Data excerpts
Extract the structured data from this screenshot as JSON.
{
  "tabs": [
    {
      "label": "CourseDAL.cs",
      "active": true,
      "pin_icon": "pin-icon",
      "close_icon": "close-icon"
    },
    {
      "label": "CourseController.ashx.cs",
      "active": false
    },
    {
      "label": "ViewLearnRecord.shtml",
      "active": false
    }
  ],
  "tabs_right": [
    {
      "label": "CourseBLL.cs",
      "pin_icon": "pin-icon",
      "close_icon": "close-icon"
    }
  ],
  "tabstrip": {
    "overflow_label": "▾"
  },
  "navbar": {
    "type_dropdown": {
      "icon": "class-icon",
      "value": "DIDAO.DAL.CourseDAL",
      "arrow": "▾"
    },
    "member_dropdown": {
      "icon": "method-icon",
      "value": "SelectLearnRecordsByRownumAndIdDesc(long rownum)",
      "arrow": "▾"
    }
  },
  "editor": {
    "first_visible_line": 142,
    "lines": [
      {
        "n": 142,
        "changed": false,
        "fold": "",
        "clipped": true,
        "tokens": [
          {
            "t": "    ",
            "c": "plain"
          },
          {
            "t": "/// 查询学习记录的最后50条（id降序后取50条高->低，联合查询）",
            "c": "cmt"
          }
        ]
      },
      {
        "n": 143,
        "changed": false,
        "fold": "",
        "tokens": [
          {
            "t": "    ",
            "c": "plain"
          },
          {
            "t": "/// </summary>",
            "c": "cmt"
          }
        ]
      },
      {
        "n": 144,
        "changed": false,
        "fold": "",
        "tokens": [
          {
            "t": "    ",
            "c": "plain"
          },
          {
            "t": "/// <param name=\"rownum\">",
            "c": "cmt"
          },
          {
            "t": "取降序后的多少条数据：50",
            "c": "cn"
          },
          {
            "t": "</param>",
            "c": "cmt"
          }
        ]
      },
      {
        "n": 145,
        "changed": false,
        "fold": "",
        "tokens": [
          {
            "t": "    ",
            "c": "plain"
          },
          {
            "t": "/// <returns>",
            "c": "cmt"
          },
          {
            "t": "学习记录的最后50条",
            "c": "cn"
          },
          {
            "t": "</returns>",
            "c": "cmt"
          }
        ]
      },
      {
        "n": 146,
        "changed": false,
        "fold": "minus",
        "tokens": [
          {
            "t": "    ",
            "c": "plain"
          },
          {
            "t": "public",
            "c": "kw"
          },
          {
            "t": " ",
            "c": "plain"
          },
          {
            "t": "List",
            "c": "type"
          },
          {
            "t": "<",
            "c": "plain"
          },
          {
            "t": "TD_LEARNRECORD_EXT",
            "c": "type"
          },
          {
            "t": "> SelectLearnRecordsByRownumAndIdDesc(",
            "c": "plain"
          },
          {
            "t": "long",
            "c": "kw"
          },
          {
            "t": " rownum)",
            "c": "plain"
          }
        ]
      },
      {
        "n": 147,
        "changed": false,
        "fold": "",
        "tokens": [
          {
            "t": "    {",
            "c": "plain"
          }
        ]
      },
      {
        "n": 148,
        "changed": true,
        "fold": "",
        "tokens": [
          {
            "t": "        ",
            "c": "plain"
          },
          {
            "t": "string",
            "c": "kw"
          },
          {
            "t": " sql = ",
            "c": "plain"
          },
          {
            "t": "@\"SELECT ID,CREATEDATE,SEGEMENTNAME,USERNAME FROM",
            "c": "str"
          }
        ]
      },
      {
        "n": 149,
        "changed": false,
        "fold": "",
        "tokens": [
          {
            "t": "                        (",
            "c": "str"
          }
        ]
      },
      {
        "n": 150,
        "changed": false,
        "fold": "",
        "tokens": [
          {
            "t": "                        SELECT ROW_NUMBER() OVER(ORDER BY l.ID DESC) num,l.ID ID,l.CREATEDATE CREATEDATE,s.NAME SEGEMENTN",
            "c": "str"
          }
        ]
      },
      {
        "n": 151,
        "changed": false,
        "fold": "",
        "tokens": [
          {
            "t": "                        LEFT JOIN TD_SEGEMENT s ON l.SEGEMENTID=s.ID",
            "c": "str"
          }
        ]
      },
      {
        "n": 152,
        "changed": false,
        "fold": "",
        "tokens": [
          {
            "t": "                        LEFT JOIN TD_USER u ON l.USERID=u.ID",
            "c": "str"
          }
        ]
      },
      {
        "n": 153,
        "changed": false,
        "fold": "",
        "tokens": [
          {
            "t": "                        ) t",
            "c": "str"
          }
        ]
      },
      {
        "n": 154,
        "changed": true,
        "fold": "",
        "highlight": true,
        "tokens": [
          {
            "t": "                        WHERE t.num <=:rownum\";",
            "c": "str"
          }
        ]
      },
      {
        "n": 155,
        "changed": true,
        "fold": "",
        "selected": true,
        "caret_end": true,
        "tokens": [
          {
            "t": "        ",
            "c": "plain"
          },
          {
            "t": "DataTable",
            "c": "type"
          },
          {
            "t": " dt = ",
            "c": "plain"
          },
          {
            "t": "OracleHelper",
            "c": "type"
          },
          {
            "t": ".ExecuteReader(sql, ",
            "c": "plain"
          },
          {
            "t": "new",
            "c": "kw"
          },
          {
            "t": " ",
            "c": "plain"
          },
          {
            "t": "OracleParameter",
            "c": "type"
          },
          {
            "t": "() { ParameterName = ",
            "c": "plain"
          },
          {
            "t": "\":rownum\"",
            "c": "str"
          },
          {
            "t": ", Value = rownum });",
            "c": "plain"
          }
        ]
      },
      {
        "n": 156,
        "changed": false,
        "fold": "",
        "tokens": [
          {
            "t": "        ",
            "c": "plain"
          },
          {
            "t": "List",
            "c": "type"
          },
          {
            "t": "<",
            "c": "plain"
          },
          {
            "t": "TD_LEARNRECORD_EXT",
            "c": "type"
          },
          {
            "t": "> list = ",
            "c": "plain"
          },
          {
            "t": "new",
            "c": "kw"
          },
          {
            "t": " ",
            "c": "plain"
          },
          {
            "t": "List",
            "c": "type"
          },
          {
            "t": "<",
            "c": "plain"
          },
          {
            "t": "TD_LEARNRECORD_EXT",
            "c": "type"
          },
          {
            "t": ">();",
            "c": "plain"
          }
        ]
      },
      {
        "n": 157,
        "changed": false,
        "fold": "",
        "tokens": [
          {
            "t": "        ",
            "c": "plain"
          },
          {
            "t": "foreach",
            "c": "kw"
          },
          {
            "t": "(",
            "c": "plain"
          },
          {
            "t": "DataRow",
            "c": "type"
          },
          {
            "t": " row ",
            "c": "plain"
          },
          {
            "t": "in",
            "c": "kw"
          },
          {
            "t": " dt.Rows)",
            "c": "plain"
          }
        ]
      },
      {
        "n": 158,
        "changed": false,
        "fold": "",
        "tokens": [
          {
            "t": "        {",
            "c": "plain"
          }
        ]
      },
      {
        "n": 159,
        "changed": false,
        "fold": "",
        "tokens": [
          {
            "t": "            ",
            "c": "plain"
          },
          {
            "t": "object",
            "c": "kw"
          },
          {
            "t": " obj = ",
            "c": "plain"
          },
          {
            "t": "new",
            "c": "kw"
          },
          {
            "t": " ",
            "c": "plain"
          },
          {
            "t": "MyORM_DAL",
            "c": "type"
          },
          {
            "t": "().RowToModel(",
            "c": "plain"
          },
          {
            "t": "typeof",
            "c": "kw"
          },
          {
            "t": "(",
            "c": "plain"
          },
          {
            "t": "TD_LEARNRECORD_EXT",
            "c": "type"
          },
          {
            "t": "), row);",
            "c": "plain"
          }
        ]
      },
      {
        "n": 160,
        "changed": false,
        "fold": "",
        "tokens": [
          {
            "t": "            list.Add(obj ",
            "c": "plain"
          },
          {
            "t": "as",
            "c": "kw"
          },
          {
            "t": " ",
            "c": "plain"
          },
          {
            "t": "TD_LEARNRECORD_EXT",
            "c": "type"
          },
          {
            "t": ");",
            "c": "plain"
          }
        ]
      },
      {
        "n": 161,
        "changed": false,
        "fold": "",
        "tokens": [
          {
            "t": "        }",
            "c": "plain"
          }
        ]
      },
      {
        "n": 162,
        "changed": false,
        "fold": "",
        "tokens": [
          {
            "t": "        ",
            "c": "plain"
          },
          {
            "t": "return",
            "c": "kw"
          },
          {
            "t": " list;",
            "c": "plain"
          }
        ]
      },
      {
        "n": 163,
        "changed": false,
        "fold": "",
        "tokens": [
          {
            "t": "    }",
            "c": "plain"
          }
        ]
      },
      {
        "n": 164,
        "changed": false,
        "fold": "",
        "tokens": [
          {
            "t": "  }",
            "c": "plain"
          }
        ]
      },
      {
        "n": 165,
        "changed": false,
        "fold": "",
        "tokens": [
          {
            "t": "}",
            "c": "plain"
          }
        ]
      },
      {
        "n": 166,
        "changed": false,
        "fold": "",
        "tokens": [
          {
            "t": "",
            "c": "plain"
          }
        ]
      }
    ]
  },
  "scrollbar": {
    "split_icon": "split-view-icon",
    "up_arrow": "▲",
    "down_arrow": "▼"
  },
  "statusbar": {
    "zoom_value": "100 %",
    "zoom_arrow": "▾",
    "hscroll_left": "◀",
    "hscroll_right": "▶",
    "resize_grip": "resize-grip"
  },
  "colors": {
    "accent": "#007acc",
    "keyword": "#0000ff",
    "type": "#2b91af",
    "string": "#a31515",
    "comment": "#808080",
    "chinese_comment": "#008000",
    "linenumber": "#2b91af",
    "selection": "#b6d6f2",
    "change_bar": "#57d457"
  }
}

**What the exercise asks:**
Count every line bearing the word "true"; report the total only.

**Exercise output:**
8